Direction: Only the pictures stay out; every record is to be quoted exactly.

Stored records:
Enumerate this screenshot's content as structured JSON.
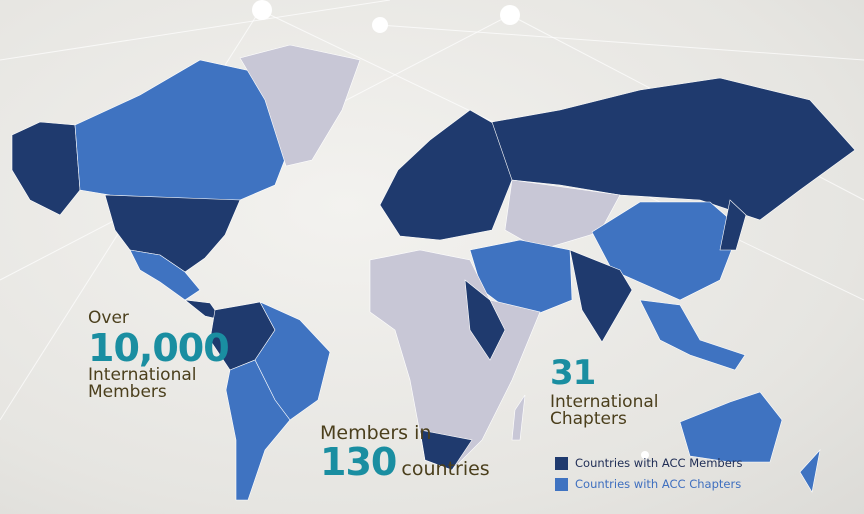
{
  "colors": {
    "members": "#1f3a6e",
    "chapters": "#3f73c1",
    "none": "#c8c7d6",
    "accent": "#1a8ea1",
    "text": "#4b3f1c"
  },
  "stats": {
    "members": {
      "prefix": "Over",
      "value": "10,000",
      "label_line1": "International",
      "label_line2": "Members"
    },
    "countries": {
      "prefix": "Members in",
      "value": "130",
      "suffix": "countries"
    },
    "chapters": {
      "value": "31",
      "label_line1": "International",
      "label_line2": "Chapters"
    }
  },
  "legend": [
    {
      "label": "Countries with ACC Members",
      "color": "#1f3a6e"
    },
    {
      "label": "Countries with ACC Chapters",
      "color": "#3f73c1"
    }
  ]
}
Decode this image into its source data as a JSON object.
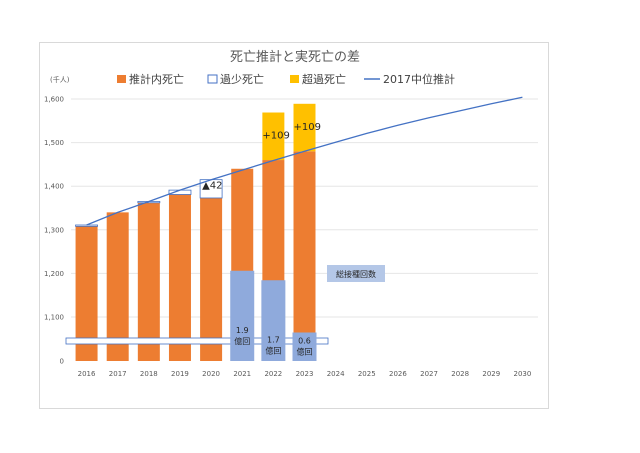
{
  "chart_data": {
    "type": "bar",
    "title": "死亡推計と実死亡の差",
    "ylabel": "(千人)",
    "ylim": [
      0,
      1600
    ],
    "y_axis_break": true,
    "y_ticks": [
      {
        "value": 0,
        "label": "0"
      },
      {
        "value": 1100,
        "label": "1,100"
      },
      {
        "value": 1200,
        "label": "1,200"
      },
      {
        "value": 1300,
        "label": "1,300"
      },
      {
        "value": 1400,
        "label": "1,400"
      },
      {
        "value": 1500,
        "label": "1,500"
      },
      {
        "value": 1600,
        "label": "1,600"
      }
    ],
    "categories": [
      "2016",
      "2017",
      "2018",
      "2019",
      "2020",
      "2021",
      "2022",
      "2023",
      "2024",
      "2025",
      "2026",
      "2027",
      "2028",
      "2029",
      "2030"
    ],
    "legend": [
      {
        "name": "推計内死亡",
        "color": "#ed7d31",
        "kind": "fill"
      },
      {
        "name": "過少死亡",
        "color": "#4472c4",
        "kind": "outline"
      },
      {
        "name": "超過死亡",
        "color": "#ffc000",
        "kind": "fill"
      },
      {
        "name": "2017中位推計",
        "color": "#4472c4",
        "kind": "line"
      }
    ],
    "series": [
      {
        "name": "推計内死亡",
        "values": [
          1308,
          1340,
          1362,
          1381,
          1373,
          1440,
          1460,
          1480,
          null,
          null,
          null,
          null,
          null,
          null,
          null
        ]
      },
      {
        "name": "過少死亡",
        "values": [
          3,
          0,
          3,
          10,
          42,
          0,
          0,
          0,
          null,
          null,
          null,
          null,
          null,
          null,
          null
        ]
      },
      {
        "name": "超過死亡",
        "values": [
          0,
          0,
          0,
          0,
          0,
          0,
          109,
          109,
          null,
          null,
          null,
          null,
          null,
          null,
          null
        ]
      },
      {
        "name": "2017中位推計",
        "values": [
          1311,
          1340,
          1365,
          1391,
          1415,
          1437,
          1459,
          1480,
          1501,
          1521,
          1540,
          1557,
          1573,
          1589,
          1604
        ]
      }
    ],
    "vaccination": {
      "label": "総接種回数",
      "bars": [
        {
          "category": "2021",
          "label": "1.9\n億回",
          "value": 1.9
        },
        {
          "category": "2022",
          "label": "1.7\n億回",
          "value": 1.7
        },
        {
          "category": "2023",
          "label": "0.6\n億回",
          "value": 0.6
        }
      ]
    },
    "annotations": [
      {
        "category": "2020",
        "text": "▲42"
      },
      {
        "category": "2022",
        "text": "+109"
      },
      {
        "category": "2023",
        "text": "+109"
      }
    ],
    "grid": true
  }
}
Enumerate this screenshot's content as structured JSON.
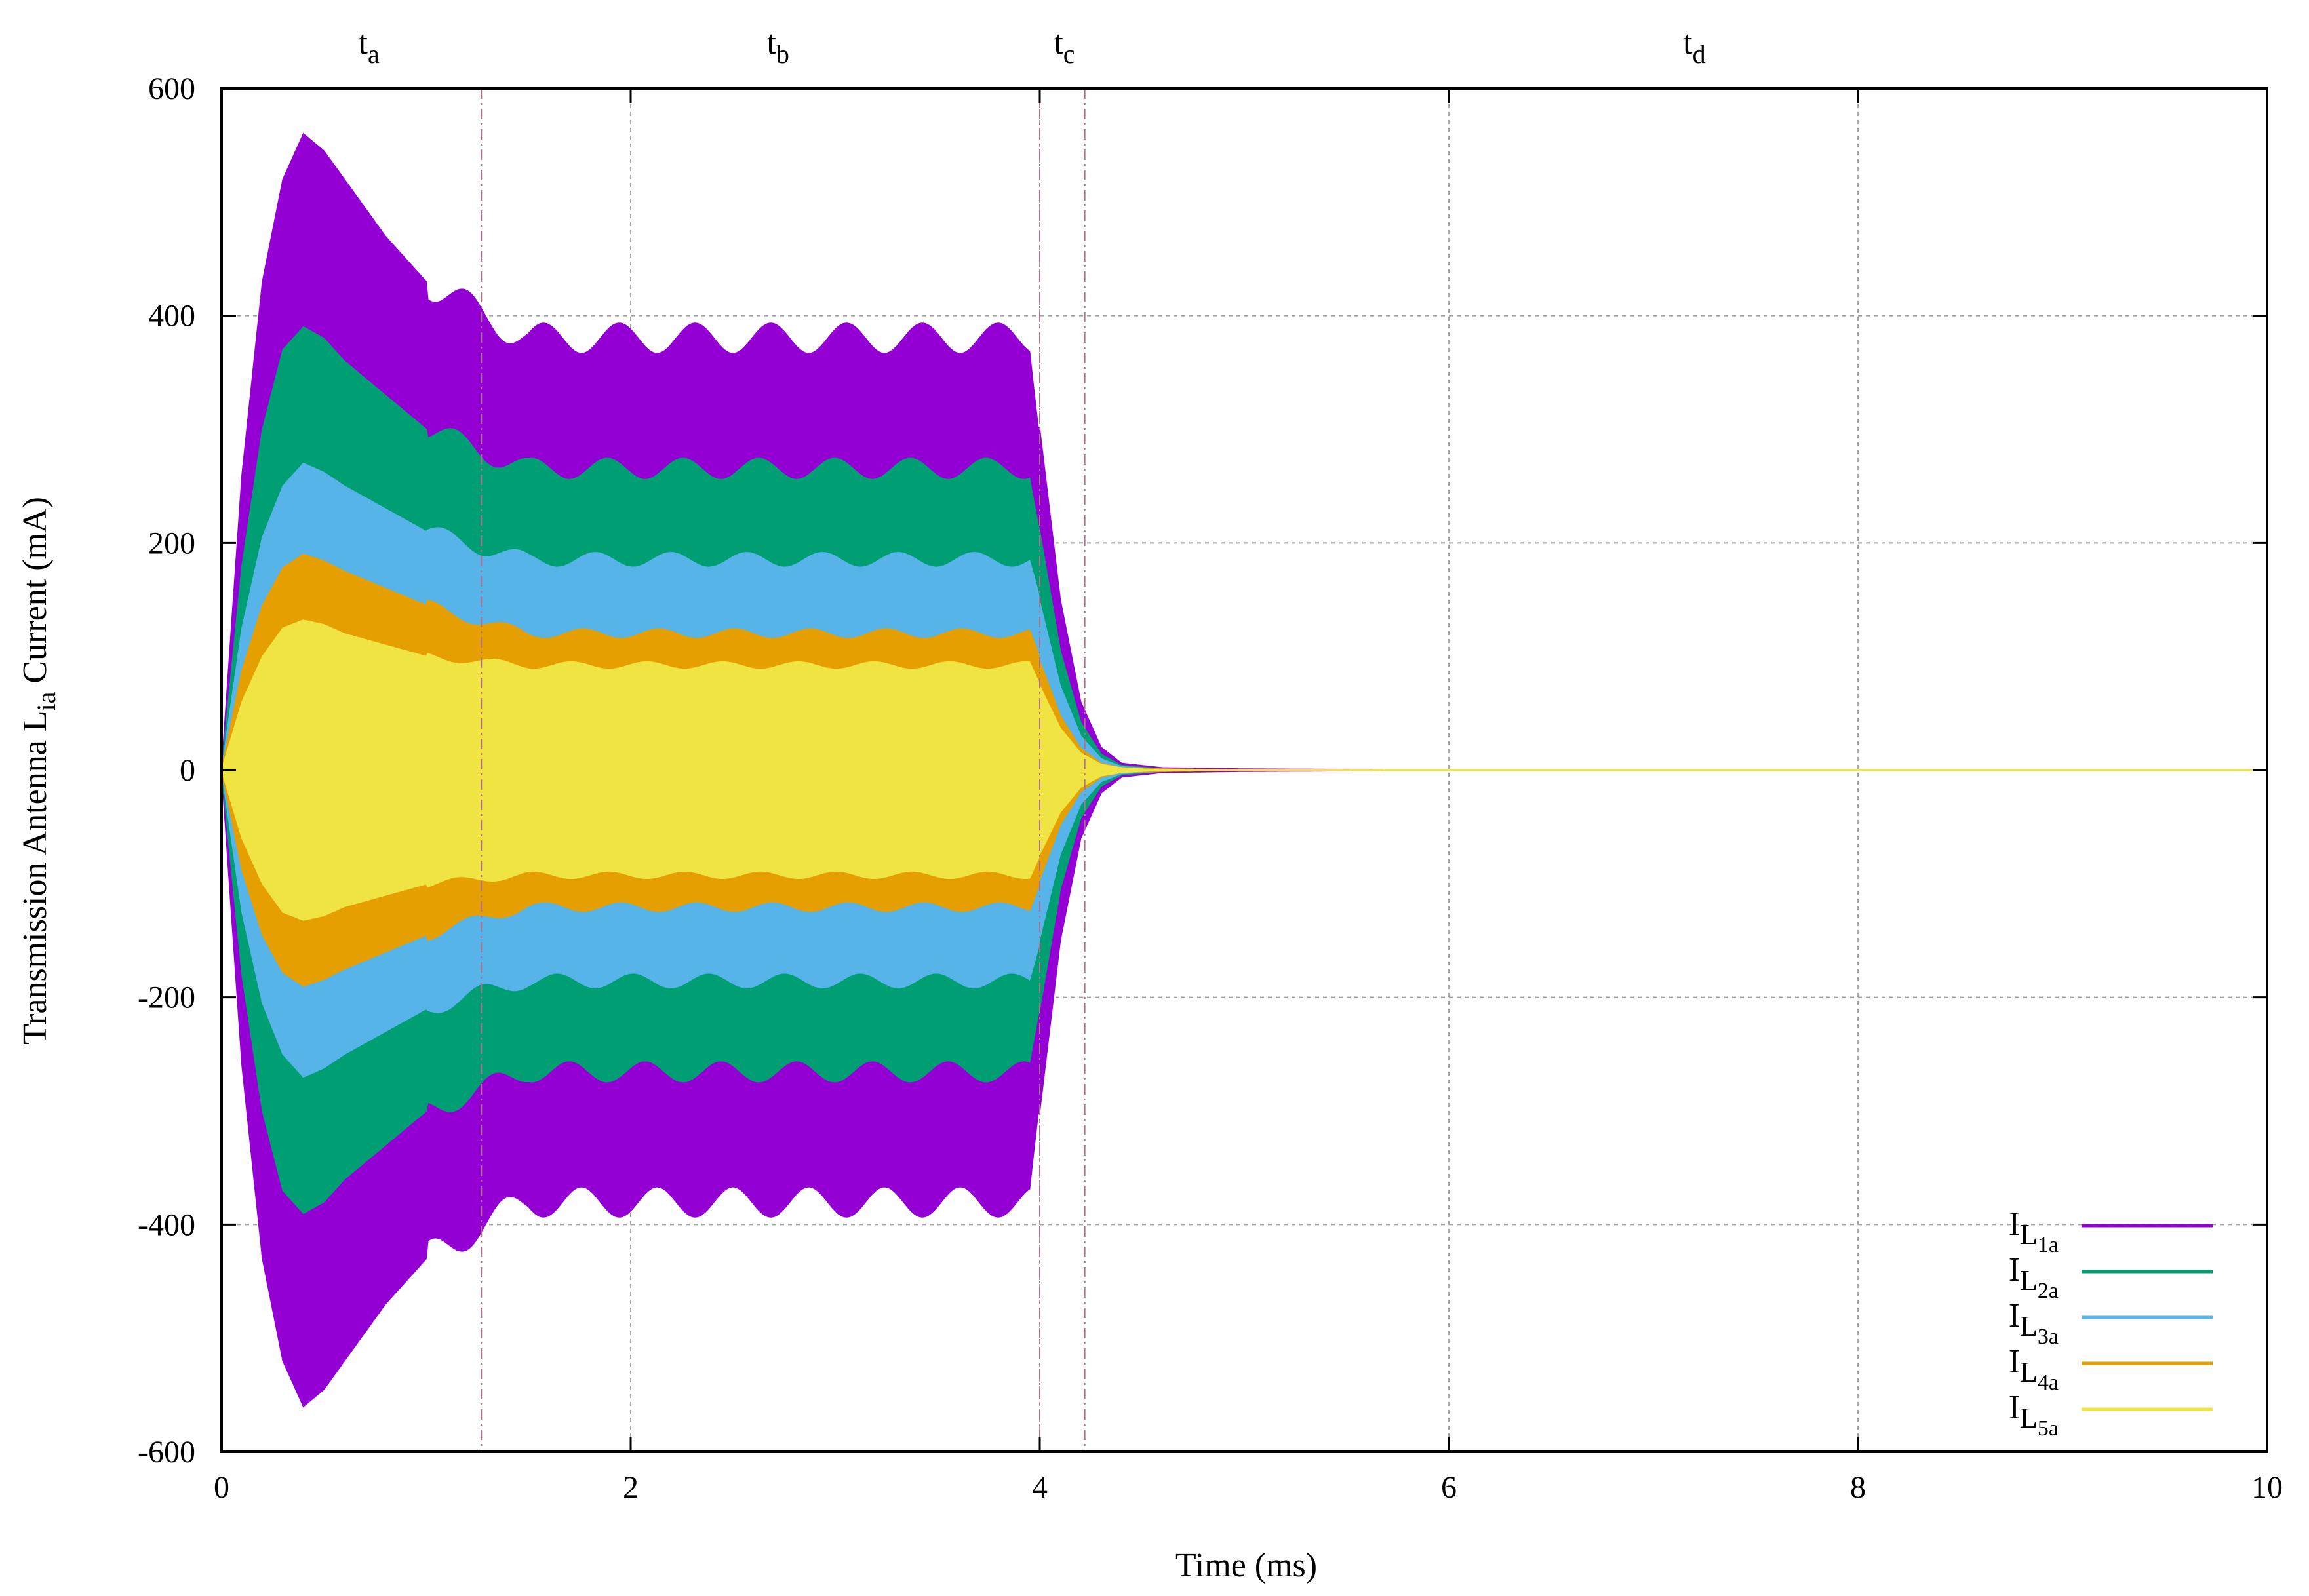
{
  "chart_data": {
    "type": "area",
    "title": "",
    "xlabel": {
      "text": "Time (ms)"
    },
    "ylabel": {
      "prefix": "Transmission Antenna L",
      "subscript": "ia",
      "suffix": " Current (mA)"
    },
    "xlim": [
      0,
      10
    ],
    "ylim": [
      -600,
      600
    ],
    "x_ticks": [
      "0",
      "2",
      "4",
      "6",
      "8",
      "10"
    ],
    "y_ticks": [
      "600",
      "400",
      "200",
      "0",
      "-200",
      "-400",
      "-600"
    ],
    "grid": true,
    "legend_position": "bottom-right",
    "phase_markers": [
      {
        "label": "t",
        "sub": "a",
        "label_x": 0.72
      },
      {
        "label": "t",
        "sub": "b",
        "label_x": 2.72
      },
      {
        "label": "t",
        "sub": "c",
        "label_x": 4.12
      },
      {
        "label": "t",
        "sub": "d",
        "label_x": 7.2
      }
    ],
    "phase_boundaries": [
      1.27,
      4.0,
      4.22
    ],
    "x": [
      0,
      0.1,
      0.2,
      0.3,
      0.4,
      0.5,
      0.6,
      0.8,
      1.0,
      1.27,
      1.5,
      2.0,
      2.5,
      3.0,
      3.5,
      3.95,
      4.0,
      4.1,
      4.2,
      4.3,
      4.4,
      4.6,
      5.0,
      6.0,
      8.0,
      10.0
    ],
    "series": [
      {
        "name": "L",
        "sub": "1a",
        "color": "#9400d3",
        "envelope": [
          0,
          260,
          430,
          520,
          560,
          545,
          520,
          470,
          430,
          400,
          380,
          380,
          380,
          380,
          380,
          380,
          300,
          150,
          60,
          20,
          6,
          2,
          1,
          0,
          0,
          0
        ]
      },
      {
        "name": "L",
        "sub": "2a",
        "color": "#009e73",
        "envelope": [
          0,
          180,
          300,
          370,
          390,
          380,
          360,
          330,
          300,
          280,
          265,
          265,
          265,
          265,
          265,
          265,
          210,
          105,
          42,
          14,
          4,
          1,
          0,
          0,
          0,
          0
        ]
      },
      {
        "name": "L",
        "sub": "3a",
        "color": "#56b4e9",
        "envelope": [
          0,
          125,
          205,
          250,
          270,
          262,
          250,
          230,
          210,
          195,
          185,
          185,
          185,
          185,
          185,
          185,
          148,
          74,
          30,
          10,
          3,
          1,
          0,
          0,
          0,
          0
        ]
      },
      {
        "name": "L",
        "sub": "4a",
        "color": "#e69f00",
        "envelope": [
          0,
          88,
          145,
          178,
          190,
          184,
          175,
          160,
          145,
          130,
          120,
          120,
          120,
          120,
          120,
          120,
          96,
          48,
          19,
          6,
          2,
          1,
          0,
          0,
          0,
          0
        ]
      },
      {
        "name": "L",
        "sub": "5a",
        "color": "#f0e442",
        "envelope": [
          0,
          60,
          100,
          125,
          132,
          128,
          120,
          110,
          100,
          95,
          92,
          92,
          92,
          92,
          92,
          92,
          74,
          37,
          15,
          5,
          2,
          0,
          0,
          0,
          0,
          0
        ]
      }
    ]
  }
}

The response:
Enumerate this screenshot's content as structured JSON.
{
  "colors": {
    "members": "#1f3a6e",
    "chapters": "#3f73c1",
    "none": "#c8c7d6",
    "accent": "#1a8ea1",
    "text": "#4b3f1c"
  },
  "stats": {
    "members": {
      "prefix": "Over",
      "value": "10,000",
      "label_line1": "International",
      "label_line2": "Members"
    },
    "countries": {
      "prefix": "Members in",
      "value": "130",
      "suffix": "countries"
    },
    "chapters": {
      "value": "31",
      "label_line1": "International",
      "label_line2": "Chapters"
    }
  },
  "legend": [
    {
      "label": "Countries with ACC Members",
      "color": "#1f3a6e"
    },
    {
      "label": "Countries with ACC Chapters",
      "color": "#3f73c1"
    }
  ]
}
Decode this image into its source data as a JSON object.
{
  "chart_data": {
    "type": "bar",
    "title": "死亡推計と実死亡の差",
    "ylabel": "(千人)",
    "ylim": [
      0,
      1600
    ],
    "y_axis_break": true,
    "y_ticks": [
      {
        "value": 0,
        "label": "0"
      },
      {
        "value": 1100,
        "label": "1,100"
      },
      {
        "value": 1200,
        "label": "1,200"
      },
      {
        "value": 1300,
        "label": "1,300"
      },
      {
        "value": 1400,
        "label": "1,400"
      },
      {
        "value": 1500,
        "label": "1,500"
      },
      {
        "value": 1600,
        "label": "1,600"
      }
    ],
    "categories": [
      "2016",
      "2017",
      "2018",
      "2019",
      "2020",
      "2021",
      "2022",
      "2023",
      "2024",
      "2025",
      "2026",
      "2027",
      "2028",
      "2029",
      "2030"
    ],
    "legend": [
      {
        "name": "推計内死亡",
        "color": "#ed7d31",
        "kind": "fill"
      },
      {
        "name": "過少死亡",
        "color": "#4472c4",
        "kind": "outline"
      },
      {
        "name": "超過死亡",
        "color": "#ffc000",
        "kind": "fill"
      },
      {
        "name": "2017中位推計",
        "color": "#4472c4",
        "kind": "line"
      }
    ],
    "series": [
      {
        "name": "推計内死亡",
        "values": [
          1308,
          1340,
          1362,
          1381,
          1373,
          1440,
          1460,
          1480,
          null,
          null,
          null,
          null,
          null,
          null,
          null
        ]
      },
      {
        "name": "過少死亡",
        "values": [
          3,
          0,
          3,
          10,
          42,
          0,
          0,
          0,
          null,
          null,
          null,
          null,
          null,
          null,
          null
        ]
      },
      {
        "name": "超過死亡",
        "values": [
          0,
          0,
          0,
          0,
          0,
          0,
          109,
          109,
          null,
          null,
          null,
          null,
          null,
          null,
          null
        ]
      },
      {
        "name": "2017中位推計",
        "values": [
          1311,
          1340,
          1365,
          1391,
          1415,
          1437,
          1459,
          1480,
          1501,
          1521,
          1540,
          1557,
          1573,
          1589,
          1604
        ]
      }
    ],
    "vaccination": {
      "label": "総接種回数",
      "bars": [
        {
          "category": "2021",
          "label": "1.9\n億回",
          "value": 1.9
        },
        {
          "category": "2022",
          "label": "1.7\n億回",
          "value": 1.7
        },
        {
          "category": "2023",
          "label": "0.6\n億回",
          "value": 0.6
        }
      ]
    },
    "annotations": [
      {
        "category": "2020",
        "text": "▲42"
      },
      {
        "category": "2022",
        "text": "+109"
      },
      {
        "category": "2023",
        "text": "+109"
      }
    ],
    "grid": true
  }
}
Enumerate this screenshot's content as structured JSON.
{
  "chart_data": {
    "type": "area",
    "title": "",
    "xlabel": {
      "text": "Time (ms)"
    },
    "ylabel": {
      "prefix": "Transmission Antenna L",
      "subscript": "ia",
      "suffix": " Current (mA)"
    },
    "xlim": [
      0,
      10
    ],
    "ylim": [
      -600,
      600
    ],
    "x_ticks": [
      "0",
      "2",
      "4",
      "6",
      "8",
      "10"
    ],
    "y_ticks": [
      "600",
      "400",
      "200",
      "0",
      "-200",
      "-400",
      "-600"
    ],
    "grid": true,
    "legend_position": "bottom-right",
    "phase_markers": [
      {
        "label": "t",
        "sub": "a",
        "label_x": 0.72
      },
      {
        "label": "t",
        "sub": "b",
        "label_x": 2.72
      },
      {
        "label": "t",
        "sub": "c",
        "label_x": 4.12
      },
      {
        "label": "t",
        "sub": "d",
        "label_x": 7.2
      }
    ],
    "phase_boundaries": [
      1.27,
      4.0,
      4.22
    ],
    "x": [
      0,
      0.1,
      0.2,
      0.3,
      0.4,
      0.5,
      0.6,
      0.8,
      1.0,
      1.27,
      1.5,
      2.0,
      2.5,
      3.0,
      3.5,
      3.95,
      4.0,
      4.1,
      4.2,
      4.3,
      4.4,
      4.6,
      5.0,
      6.0,
      8.0,
      10.0
    ],
    "series": [
      {
        "name": "L",
        "sub": "1a",
        "color": "#9400d3",
        "envelope": [
          0,
          260,
          430,
          520,
          560,
          545,
          520,
          470,
          430,
          400,
          380,
          380,
          380,
          380,
          380,
          380,
          300,
          150,
          60,
          20,
          6,
          2,
          1,
          0,
          0,
          0
        ]
      },
      {
        "name": "L",
        "sub": "2a",
        "color": "#009e73",
        "envelope": [
          0,
          180,
          300,
          370,
          390,
          380,
          360,
          330,
          300,
          280,
          265,
          265,
          265,
          265,
          265,
          265,
          210,
          105,
          42,
          14,
          4,
          1,
          0,
          0,
          0,
          0
        ]
      },
      {
        "name": "L",
        "sub": "3a",
        "color": "#56b4e9",
        "envelope": [
          0,
          125,
          205,
          250,
          270,
          262,
          250,
          230,
          210,
          195,
          185,
          185,
          185,
          185,
          185,
          185,
          148,
          74,
          30,
          10,
          3,
          1,
          0,
          0,
          0,
          0
        ]
      },
      {
        "name": "L",
        "sub": "4a",
        "color": "#e69f00",
        "envelope": [
          0,
          88,
          145,
          178,
          190,
          184,
          175,
          160,
          145,
          130,
          120,
          120,
          120,
          120,
          120,
          120,
          96,
          48,
          19,
          6,
          2,
          1,
          0,
          0,
          0,
          0
        ]
      },
      {
        "name": "L",
        "sub": "5a",
        "color": "#f0e442",
        "envelope": [
          0,
          60,
          100,
          125,
          132,
          128,
          120,
          110,
          100,
          95,
          92,
          92,
          92,
          92,
          92,
          92,
          74,
          37,
          15,
          5,
          2,
          0,
          0,
          0,
          0,
          0
        ]
      }
    ]
  }
}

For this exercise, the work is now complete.